Chiltern Teaching School Hub

TOP TAKEAWAYS 

These are simple yet effective changes you can make to benefit all students during the transition process.

1. Academic Continuity & Curriculum Collaboration 

Work with students, teachers and feeder schools to go beyond curriculum design to curriculum collaboration in Year 7. Ensure the curriculum extends, develops and challenges students from the outset.

2. English and Maths

 It is paramount that secondary schools should start KS3 by continuing to build on these skills in a deliberate, systematic and targeted way before gradually introducing more complex concepts.

3. Bridging Projects  

Introducing bridging units in Year 7 can help. These units, designed collaboratively by KS2 and KS3 teachers, provide a smooth transition by revisiting key concepts learned in primary school while gradually introducing secondary school topics. However, they need to be carefully created, considered and meaningful. 

4. Long-term educational outcomes 

Remember - Transition matters - Students who undergo successful transitions are more likely to achieve higher levels of academic attainment, pursue further education, and secure meaningful employment opportunities.

 

Interested in Research?

OFSTED: Overview of Research (2023) Available: here

Improving primary to secondary school transitions: A systematic review of school-based interventions to prepare and support student social-emotional and educational outcomes. Educational Research Review: (2023), 40. Available here 

Developmental Trajectories of Event Centrality and Socio-Emotional Well-Being after Transition to High School. British Journal of Developmental Psychology (2020) Available here

 

Prefer to Watch?

Here's a video on Transition in Maths by Ruby Judge  from our free, CTSH YouTube channel 

 

 

Seamless Shifts: Transition - Part Two - Beyond Curriculum & Continuity

Welcome to our educational blog. Here we explore all things pertinent to education, discuss current topics and provide tips, from research and educational experts, to aid practice.

You've read our first blog on Transition, available here so here's part 2, covering 'Beyond Curriculum and Continuity'. Once again, created by Julian Axford, Director of School Improvement for Chiltern Learning Trusts. With over 34 years of teaching experience, there's no better person to provide a wealth of knowledge surrounding this topic, pertinent to all.

**Work instructions:** In one to three sentences, explain how the transition takeaways say bridging units in Year 7 provide a smooth transition. Rely only on the transition takeaways above for the answer.

**Recorded information:**
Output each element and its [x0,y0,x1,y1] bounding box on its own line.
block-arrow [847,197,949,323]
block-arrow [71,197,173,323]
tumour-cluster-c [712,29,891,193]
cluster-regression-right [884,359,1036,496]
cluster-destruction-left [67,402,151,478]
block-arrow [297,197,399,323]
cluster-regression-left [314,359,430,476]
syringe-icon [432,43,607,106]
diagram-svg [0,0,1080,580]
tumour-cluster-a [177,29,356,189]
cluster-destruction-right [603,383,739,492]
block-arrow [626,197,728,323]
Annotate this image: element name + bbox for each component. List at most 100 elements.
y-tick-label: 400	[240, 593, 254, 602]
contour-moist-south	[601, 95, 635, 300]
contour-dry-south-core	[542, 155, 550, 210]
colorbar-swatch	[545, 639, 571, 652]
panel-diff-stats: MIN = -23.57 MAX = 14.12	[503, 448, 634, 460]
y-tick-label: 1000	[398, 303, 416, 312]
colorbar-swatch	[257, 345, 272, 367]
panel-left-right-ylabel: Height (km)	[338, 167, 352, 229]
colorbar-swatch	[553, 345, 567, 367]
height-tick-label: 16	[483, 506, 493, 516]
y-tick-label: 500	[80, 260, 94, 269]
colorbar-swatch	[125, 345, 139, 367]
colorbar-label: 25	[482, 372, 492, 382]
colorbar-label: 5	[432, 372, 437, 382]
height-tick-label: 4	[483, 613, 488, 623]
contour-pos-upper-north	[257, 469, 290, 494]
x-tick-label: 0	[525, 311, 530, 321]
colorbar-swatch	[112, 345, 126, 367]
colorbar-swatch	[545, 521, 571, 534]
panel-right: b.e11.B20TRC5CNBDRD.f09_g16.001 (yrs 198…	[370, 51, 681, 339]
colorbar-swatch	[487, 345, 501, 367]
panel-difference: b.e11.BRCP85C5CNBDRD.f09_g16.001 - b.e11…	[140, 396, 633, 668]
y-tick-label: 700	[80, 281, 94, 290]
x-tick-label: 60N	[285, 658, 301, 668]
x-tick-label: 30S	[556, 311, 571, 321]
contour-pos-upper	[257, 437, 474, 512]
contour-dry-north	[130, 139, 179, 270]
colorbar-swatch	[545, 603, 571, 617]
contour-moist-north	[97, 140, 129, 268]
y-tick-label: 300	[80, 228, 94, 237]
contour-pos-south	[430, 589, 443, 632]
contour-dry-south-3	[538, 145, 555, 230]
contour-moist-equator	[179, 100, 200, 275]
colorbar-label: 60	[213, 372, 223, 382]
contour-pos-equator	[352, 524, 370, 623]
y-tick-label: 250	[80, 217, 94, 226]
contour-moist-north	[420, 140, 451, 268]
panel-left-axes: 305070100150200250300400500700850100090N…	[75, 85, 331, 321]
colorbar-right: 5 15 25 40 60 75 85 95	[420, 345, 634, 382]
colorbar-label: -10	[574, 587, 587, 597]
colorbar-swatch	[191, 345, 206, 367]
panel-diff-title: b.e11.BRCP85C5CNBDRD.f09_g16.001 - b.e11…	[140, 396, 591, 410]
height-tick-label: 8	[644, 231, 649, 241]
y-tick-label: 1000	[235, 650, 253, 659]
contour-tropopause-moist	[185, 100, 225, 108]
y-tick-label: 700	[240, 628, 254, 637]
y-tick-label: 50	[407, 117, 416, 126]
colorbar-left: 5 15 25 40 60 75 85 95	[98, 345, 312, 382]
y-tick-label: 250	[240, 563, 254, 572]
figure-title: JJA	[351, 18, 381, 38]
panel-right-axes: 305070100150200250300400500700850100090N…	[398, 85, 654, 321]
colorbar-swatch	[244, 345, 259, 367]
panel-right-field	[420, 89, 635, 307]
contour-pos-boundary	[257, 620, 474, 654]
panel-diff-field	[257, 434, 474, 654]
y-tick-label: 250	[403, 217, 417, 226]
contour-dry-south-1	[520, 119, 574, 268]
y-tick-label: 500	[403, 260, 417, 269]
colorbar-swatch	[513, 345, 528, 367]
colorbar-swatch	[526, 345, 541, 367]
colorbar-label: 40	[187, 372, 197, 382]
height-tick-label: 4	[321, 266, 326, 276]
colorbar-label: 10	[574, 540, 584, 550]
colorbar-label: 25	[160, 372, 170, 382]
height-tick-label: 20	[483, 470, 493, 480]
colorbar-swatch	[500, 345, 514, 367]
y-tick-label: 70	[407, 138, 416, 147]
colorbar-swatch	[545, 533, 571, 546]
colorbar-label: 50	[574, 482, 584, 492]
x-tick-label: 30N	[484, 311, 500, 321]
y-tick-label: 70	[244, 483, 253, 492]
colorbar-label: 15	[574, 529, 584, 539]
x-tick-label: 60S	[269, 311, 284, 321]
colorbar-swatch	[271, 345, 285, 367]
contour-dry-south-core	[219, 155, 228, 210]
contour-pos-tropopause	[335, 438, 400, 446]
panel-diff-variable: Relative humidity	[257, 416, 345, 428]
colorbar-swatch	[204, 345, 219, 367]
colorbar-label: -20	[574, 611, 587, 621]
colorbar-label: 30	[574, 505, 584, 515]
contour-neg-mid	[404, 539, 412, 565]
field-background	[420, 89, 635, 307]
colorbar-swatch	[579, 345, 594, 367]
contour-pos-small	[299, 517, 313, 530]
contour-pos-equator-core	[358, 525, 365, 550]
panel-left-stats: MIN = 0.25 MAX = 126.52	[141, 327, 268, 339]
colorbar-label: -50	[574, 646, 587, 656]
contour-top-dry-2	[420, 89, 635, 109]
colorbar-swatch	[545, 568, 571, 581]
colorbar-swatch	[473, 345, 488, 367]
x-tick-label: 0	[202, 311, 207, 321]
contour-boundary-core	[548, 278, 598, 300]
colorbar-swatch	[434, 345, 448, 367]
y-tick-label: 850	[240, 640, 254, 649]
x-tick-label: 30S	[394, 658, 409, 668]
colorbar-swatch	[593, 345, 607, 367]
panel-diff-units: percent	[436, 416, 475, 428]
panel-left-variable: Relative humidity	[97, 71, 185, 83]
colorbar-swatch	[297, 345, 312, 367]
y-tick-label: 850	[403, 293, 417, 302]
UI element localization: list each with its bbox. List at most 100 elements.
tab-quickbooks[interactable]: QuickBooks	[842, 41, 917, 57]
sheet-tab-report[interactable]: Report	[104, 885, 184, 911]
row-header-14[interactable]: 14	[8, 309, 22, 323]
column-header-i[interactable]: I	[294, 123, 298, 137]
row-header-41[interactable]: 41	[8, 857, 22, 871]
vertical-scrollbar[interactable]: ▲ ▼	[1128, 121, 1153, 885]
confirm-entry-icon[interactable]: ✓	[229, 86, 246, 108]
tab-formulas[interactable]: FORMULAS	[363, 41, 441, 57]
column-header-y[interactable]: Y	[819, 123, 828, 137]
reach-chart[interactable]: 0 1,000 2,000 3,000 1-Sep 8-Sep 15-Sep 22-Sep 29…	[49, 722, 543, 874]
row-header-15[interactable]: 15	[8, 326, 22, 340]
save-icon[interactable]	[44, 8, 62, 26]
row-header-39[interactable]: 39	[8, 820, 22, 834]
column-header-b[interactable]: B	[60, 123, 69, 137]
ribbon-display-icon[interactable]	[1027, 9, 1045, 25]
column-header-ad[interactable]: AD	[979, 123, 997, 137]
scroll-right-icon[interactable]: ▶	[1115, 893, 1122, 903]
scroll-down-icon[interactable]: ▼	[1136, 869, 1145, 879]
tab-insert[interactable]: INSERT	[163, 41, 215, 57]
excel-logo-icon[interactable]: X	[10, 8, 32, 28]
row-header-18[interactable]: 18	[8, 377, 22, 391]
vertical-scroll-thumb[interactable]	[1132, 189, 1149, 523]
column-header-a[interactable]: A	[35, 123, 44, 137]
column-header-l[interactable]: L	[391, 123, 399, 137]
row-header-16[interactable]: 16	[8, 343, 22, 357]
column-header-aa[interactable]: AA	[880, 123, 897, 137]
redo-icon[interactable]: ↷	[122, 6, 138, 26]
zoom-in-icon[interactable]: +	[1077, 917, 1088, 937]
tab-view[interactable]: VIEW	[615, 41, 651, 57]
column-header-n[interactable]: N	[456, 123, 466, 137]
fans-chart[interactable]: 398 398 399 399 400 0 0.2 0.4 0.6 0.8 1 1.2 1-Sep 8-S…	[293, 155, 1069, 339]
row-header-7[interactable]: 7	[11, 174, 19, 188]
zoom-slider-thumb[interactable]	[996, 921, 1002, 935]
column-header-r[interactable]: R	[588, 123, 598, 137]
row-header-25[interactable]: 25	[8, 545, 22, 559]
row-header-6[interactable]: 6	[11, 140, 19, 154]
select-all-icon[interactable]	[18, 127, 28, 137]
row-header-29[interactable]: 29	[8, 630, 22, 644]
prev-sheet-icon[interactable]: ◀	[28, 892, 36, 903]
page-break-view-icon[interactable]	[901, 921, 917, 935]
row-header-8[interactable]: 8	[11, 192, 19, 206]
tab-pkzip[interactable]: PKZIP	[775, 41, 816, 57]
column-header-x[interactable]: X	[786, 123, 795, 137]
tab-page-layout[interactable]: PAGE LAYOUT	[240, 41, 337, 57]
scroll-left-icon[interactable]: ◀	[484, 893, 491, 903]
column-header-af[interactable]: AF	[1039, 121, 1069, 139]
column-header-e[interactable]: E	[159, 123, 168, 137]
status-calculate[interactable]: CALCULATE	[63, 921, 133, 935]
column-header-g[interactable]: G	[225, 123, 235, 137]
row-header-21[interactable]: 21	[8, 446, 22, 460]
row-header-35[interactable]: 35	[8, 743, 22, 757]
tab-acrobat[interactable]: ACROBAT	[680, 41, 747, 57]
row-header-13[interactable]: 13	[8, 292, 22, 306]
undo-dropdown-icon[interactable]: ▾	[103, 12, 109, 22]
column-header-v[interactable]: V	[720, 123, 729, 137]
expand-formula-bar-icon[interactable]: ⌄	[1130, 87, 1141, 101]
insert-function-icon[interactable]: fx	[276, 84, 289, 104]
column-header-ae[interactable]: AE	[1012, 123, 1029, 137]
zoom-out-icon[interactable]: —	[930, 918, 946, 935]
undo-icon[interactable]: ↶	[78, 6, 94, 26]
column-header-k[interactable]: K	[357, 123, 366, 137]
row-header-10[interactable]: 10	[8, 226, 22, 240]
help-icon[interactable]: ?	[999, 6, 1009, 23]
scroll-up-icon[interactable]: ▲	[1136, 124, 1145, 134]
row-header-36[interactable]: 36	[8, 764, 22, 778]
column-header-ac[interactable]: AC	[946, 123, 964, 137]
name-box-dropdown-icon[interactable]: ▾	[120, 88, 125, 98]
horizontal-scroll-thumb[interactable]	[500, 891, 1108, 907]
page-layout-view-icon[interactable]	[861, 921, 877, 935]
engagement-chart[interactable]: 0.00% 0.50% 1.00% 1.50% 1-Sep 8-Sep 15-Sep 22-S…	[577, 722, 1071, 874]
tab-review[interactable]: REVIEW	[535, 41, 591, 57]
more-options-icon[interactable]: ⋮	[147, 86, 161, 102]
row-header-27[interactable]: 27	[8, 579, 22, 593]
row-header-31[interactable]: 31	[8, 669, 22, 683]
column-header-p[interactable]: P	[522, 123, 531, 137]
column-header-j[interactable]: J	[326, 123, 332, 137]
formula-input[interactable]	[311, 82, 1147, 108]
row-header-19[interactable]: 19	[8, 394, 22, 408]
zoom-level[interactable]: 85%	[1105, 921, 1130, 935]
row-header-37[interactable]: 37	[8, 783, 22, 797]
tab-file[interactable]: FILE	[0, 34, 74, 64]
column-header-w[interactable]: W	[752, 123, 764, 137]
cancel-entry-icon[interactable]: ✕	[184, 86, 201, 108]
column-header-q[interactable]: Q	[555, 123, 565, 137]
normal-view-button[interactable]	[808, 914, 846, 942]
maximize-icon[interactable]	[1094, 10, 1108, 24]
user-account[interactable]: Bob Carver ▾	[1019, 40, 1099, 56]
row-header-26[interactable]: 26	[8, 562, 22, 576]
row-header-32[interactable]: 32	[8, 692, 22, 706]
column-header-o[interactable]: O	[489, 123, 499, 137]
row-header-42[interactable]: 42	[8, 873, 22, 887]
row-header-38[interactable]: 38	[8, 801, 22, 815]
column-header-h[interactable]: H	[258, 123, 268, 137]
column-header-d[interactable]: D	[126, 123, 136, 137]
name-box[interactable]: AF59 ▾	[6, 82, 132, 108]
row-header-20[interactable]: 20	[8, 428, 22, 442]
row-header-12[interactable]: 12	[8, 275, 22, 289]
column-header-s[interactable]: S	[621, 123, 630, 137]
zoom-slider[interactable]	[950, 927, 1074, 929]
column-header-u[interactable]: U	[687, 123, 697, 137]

**Output below:** Bridging units provide a smooth transition because they revisit key concepts learned in primary school while gradually introducing secondary school topics. KS2 and KS3 teachers design them together.